■ What you will do
What is the number of lines in the data below that contain "place"? Answer with that number and no other words.

■ Data for this exercise
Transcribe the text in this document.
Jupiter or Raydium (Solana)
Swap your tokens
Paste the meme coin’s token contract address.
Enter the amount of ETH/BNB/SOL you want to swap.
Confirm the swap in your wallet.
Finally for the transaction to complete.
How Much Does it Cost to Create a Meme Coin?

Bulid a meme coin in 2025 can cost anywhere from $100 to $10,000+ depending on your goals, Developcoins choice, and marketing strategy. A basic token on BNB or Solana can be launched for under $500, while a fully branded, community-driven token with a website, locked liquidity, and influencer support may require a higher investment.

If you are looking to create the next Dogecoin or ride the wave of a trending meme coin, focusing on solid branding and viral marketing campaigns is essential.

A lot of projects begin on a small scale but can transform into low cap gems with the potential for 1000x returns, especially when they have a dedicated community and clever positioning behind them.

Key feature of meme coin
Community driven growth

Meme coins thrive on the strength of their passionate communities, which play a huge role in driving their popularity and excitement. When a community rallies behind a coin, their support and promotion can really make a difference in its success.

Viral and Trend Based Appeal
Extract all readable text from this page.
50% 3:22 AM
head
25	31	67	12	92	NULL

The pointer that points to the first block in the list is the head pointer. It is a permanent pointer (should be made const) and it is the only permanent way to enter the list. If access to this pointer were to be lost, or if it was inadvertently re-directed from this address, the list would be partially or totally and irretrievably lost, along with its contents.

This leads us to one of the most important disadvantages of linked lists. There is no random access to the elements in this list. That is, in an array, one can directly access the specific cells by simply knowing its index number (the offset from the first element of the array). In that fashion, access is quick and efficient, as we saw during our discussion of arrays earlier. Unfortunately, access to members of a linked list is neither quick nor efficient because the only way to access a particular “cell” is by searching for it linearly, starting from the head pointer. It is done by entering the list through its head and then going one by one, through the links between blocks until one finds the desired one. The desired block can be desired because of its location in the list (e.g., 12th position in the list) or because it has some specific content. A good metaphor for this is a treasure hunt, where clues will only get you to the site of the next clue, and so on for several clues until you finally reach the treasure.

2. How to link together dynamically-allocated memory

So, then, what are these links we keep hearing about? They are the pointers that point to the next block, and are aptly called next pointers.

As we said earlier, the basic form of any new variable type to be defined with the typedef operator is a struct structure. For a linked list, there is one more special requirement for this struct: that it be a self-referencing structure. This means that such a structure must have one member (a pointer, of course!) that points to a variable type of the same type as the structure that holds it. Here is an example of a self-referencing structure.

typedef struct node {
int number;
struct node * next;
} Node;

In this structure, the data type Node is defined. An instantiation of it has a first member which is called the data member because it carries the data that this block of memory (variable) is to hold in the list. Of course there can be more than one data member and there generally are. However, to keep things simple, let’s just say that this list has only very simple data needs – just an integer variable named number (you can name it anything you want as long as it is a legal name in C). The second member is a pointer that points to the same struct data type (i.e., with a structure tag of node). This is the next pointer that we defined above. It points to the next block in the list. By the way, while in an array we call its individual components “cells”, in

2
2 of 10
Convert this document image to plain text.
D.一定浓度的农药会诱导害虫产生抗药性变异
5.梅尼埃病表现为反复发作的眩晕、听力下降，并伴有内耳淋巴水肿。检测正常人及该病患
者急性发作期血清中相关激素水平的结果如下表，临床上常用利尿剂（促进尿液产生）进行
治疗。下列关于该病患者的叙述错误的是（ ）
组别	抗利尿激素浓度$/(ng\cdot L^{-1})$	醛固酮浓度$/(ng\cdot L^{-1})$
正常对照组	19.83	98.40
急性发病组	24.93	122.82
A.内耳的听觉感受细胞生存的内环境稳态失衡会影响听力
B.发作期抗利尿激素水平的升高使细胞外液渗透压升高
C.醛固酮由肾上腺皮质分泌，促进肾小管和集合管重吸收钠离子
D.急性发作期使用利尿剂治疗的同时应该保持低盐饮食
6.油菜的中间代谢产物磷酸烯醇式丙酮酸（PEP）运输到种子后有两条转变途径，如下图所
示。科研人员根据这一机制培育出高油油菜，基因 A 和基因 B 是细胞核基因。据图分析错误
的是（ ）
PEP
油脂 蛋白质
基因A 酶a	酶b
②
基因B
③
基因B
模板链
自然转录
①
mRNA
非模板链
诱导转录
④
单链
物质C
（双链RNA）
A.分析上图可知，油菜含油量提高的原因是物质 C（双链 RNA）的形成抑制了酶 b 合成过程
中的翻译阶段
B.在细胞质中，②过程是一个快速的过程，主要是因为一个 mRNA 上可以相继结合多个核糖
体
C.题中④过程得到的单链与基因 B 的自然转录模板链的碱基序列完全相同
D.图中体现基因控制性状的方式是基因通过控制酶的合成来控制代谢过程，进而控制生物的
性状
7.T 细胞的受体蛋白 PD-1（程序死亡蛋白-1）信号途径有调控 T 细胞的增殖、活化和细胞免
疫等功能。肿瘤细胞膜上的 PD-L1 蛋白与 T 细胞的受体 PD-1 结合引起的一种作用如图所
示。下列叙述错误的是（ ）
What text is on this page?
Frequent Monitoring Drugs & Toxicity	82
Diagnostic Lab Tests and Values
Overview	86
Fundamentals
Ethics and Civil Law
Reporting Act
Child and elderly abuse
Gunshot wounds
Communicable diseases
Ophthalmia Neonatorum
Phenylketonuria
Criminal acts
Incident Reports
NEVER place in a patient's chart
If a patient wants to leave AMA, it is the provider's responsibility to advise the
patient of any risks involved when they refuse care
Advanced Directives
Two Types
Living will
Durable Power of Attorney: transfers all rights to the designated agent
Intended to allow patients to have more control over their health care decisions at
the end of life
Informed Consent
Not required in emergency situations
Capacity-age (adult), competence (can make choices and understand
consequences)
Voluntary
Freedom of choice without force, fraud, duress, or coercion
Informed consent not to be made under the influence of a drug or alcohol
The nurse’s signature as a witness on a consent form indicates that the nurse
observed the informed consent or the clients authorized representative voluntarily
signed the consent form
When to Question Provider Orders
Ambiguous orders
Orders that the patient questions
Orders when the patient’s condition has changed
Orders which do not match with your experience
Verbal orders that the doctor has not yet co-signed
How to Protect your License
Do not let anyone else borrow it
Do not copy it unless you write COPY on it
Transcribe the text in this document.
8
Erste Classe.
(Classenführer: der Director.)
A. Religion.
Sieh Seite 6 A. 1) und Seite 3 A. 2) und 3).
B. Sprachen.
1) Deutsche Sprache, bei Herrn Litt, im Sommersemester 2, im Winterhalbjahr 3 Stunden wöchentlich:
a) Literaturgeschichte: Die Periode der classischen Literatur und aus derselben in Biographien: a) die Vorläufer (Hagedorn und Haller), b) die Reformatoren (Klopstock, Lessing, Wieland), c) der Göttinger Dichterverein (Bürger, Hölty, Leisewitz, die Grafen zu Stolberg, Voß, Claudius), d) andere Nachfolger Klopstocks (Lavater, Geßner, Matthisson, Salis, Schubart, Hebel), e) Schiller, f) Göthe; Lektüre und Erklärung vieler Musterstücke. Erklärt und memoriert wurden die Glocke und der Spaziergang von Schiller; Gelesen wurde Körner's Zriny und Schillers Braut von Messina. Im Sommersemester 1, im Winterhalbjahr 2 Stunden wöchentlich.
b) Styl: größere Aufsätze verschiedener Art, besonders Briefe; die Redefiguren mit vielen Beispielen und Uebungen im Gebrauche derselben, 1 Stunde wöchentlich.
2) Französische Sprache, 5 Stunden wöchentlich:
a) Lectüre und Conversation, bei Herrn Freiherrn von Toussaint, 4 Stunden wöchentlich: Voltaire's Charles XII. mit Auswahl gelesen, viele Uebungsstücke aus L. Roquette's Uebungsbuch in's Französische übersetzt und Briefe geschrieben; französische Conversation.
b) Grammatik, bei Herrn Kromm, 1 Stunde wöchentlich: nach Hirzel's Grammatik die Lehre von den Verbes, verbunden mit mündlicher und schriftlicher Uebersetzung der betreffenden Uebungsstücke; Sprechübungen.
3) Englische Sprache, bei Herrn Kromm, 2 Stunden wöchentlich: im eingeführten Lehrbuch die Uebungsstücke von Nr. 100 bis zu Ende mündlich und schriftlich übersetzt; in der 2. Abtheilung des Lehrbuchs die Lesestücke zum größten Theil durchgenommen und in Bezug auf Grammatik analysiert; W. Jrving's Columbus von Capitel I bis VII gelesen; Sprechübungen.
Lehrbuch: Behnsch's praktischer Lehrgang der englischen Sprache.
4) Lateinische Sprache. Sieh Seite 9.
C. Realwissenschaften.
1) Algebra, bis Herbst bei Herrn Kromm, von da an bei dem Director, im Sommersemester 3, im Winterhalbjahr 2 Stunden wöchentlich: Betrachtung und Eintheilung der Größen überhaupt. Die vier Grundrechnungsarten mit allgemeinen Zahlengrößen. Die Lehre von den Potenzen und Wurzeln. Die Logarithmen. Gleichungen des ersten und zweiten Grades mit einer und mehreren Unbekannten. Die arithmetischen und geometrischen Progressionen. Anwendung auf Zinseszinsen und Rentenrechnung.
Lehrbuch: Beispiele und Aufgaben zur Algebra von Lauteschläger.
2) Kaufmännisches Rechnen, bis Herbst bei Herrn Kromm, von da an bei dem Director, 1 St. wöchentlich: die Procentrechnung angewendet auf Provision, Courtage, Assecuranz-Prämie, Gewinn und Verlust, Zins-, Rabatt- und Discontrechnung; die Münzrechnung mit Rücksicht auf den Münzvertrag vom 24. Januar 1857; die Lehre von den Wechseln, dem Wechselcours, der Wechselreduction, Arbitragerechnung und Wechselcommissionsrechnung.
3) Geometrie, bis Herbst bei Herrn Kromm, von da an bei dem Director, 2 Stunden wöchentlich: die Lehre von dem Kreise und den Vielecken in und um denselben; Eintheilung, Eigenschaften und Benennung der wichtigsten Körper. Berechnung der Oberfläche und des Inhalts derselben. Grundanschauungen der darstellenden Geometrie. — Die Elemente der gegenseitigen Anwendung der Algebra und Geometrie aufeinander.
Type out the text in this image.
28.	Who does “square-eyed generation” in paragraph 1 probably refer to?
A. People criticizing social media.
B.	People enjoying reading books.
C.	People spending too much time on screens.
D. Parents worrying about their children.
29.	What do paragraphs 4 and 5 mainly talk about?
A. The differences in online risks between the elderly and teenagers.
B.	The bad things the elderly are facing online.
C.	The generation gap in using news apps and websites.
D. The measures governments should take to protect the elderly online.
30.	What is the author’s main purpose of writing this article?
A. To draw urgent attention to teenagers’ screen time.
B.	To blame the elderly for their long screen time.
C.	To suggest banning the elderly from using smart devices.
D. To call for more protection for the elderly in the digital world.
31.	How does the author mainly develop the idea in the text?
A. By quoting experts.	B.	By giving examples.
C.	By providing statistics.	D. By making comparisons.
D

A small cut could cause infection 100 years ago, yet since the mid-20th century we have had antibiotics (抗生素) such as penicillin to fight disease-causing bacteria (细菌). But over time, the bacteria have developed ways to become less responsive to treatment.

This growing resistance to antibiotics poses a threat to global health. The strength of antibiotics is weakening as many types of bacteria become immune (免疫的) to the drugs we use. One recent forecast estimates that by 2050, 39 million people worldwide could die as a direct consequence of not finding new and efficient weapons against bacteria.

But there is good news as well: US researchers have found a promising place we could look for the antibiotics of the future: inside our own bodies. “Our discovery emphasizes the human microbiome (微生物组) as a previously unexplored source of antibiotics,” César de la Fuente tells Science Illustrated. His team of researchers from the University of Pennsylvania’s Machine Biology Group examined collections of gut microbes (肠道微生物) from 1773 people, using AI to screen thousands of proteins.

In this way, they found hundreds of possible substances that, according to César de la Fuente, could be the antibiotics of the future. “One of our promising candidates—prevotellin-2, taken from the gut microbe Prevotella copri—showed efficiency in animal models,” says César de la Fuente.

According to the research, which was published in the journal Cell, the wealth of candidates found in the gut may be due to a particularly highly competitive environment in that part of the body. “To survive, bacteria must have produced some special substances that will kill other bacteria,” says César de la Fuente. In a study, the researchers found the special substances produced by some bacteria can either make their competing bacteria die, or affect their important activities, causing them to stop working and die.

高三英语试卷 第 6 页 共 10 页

■ Output for this exercise
2